* START Excerpted data *
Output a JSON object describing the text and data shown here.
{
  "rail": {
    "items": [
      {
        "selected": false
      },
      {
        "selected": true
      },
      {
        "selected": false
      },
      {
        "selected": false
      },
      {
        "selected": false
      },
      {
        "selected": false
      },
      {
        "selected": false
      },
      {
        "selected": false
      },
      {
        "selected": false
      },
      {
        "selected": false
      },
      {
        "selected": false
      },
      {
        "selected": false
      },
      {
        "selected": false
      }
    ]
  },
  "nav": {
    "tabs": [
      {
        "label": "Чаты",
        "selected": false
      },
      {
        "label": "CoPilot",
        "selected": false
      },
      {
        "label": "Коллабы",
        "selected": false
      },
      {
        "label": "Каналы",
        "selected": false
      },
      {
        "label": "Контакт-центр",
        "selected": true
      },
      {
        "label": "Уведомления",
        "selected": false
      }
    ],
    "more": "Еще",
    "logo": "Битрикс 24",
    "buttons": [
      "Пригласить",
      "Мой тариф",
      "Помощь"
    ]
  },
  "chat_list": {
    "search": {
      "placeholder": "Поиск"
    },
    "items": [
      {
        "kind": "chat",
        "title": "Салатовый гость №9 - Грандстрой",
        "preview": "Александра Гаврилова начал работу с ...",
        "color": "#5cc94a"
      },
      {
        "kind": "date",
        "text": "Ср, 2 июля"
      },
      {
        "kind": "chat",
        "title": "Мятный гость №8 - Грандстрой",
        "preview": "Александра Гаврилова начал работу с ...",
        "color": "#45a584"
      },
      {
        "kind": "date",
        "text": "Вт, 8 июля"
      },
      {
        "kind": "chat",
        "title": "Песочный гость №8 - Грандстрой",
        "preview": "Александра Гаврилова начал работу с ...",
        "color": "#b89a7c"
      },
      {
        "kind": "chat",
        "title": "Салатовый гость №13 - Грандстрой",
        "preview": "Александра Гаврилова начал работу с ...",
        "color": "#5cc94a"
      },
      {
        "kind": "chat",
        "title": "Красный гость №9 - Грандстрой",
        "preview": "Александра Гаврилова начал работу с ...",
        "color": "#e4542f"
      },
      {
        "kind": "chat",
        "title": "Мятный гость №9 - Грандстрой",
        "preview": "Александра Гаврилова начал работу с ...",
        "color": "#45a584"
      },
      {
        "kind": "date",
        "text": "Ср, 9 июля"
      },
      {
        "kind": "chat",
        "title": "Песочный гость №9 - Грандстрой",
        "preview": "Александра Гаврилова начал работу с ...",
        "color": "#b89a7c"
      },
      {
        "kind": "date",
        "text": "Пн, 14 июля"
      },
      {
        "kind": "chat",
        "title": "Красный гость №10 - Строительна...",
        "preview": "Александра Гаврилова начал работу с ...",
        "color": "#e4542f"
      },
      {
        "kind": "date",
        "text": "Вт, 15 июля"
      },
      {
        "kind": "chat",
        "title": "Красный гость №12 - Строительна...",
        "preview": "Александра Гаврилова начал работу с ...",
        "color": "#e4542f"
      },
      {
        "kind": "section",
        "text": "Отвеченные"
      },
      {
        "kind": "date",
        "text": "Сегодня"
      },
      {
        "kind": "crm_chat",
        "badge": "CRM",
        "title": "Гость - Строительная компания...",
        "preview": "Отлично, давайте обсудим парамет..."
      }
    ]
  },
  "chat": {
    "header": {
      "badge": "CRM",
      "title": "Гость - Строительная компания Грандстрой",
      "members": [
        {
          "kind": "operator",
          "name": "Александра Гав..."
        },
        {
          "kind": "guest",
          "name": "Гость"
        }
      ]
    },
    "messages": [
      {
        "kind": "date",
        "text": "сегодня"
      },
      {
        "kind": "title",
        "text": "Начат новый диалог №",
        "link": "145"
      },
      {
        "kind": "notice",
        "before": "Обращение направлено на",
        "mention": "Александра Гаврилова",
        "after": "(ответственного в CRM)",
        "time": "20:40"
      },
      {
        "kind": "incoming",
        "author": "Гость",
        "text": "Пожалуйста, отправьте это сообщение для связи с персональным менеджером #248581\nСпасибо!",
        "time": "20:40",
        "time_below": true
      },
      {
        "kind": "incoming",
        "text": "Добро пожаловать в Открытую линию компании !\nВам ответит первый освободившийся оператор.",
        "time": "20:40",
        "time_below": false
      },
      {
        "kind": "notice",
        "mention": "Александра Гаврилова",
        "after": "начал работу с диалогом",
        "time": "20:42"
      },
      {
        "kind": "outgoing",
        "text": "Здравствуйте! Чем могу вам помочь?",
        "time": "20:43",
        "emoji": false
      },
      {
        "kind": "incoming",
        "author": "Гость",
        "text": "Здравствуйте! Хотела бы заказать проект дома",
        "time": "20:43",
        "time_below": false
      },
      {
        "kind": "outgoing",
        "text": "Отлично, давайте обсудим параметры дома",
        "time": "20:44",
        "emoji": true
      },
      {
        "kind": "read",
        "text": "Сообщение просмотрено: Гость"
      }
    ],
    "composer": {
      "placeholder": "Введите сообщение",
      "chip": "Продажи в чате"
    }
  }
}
* END Excerpted data *
Only lines with the string "дома" belong in your answer; copy each one.

**Right answer**
        "text": "Здравствуйте! Хотела бы заказать проект дома",
        "text": "Отлично, давайте обсудим параметры дома",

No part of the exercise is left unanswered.